+++ Dataset

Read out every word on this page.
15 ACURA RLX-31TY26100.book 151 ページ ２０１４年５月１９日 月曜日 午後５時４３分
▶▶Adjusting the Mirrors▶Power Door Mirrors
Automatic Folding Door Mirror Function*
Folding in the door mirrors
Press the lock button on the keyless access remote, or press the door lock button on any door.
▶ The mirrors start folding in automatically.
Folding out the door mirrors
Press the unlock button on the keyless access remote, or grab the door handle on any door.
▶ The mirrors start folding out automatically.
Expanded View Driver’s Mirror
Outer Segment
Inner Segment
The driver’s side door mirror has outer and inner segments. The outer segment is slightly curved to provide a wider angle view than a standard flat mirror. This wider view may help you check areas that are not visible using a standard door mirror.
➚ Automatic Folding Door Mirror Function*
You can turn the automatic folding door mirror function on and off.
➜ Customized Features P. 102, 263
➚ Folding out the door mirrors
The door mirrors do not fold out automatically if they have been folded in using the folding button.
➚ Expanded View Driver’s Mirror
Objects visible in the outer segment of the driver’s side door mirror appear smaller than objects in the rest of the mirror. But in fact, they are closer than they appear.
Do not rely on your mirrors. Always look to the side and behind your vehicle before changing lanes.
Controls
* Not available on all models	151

++++++

## What this task involves
Tell how many lines of the material above hold "than", answering with a bare number.

## Full output
2